╔══

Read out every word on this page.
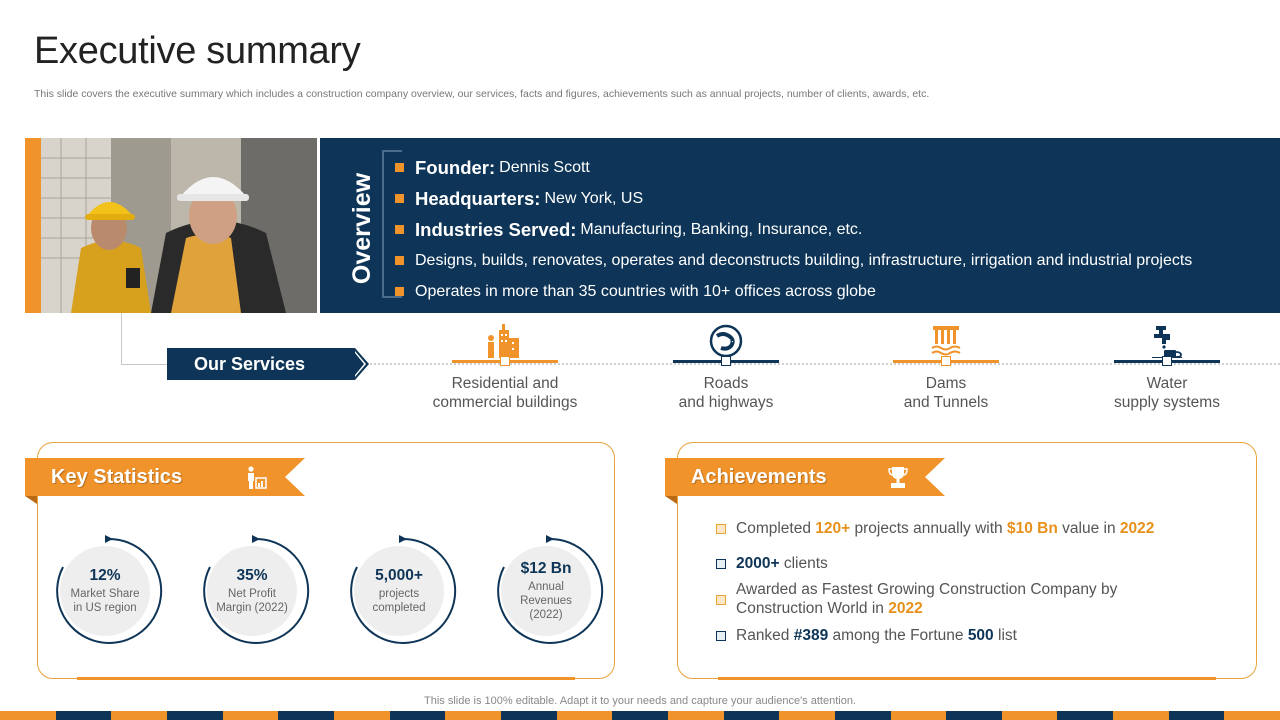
Executive summary
This slide covers the executive summary which includes a construction company overview, our services, facts and figures, achievements such as annual projects, number of clients, awards, etc.
Overview
Founder: Dennis Scott
Headquarters: New York, US
Industries Served: Manufacturing, Banking, Insurance, etc.
Designs, builds, renovates, operates and deconstructs building, infrastructure, irrigation and industrial projects
Operates in more than 35 countries with 10+ offices across globe
Our Services
Residential and
commercial buildings
Roads
and highways
Dams
and Tunnels
Water
supply systems
Key Statistics
12%
Market Share
in US region
35%
Net Profit
Margin (2022)
5,000+
projects
completed
$12 Bn
Annual
Revenues
(2022)
Achievements
Completed 120+ projects annually with $10 Bn value in 2022
2000+ clients
Awarded as Fastest Growing Construction Company by
Construction World in 2022
Ranked #389 among the Fortune 500 list
This slide is 100% editable. Adapt it to your needs and capture your audience's attention.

╚══

GIVEN EXERCISE :: Without including any pictures, print each record exactly.

FULL SOLUTION ::
Read out every word on this page.
Executive summary
This slide covers the executive summary which includes a construction company overview, our services, facts and figures, achievements such as annual projects, number of clients, awards, etc.
Overview
Founder: Dennis Scott
Headquarters: New York, US
Industries Served: Manufacturing, Banking, Insurance, etc.
Designs, builds, renovates, operates and deconstructs building, infrastructure, irrigation and industrial projects
Operates in more than 35 countries with 10+ offices across globe
Our Services
Residential and
commercial buildings
Roads
and highways
Dams
and Tunnels
Water
supply systems
Key Statistics
12%
Market Share
in US region
35%
Net Profit
Margin (2022)
5,000+
projects
completed
$12 Bn
Annual
Revenues
(2022)
Achievements
Completed 120+ projects annually with $10 Bn value in 2022
2000+ clients
Awarded as Fastest Growing Construction Company by
Construction World in 2022
Ranked #389 among the Fortune 500 list
This slide is 100% editable. Adapt it to your needs and capture your audience's attention.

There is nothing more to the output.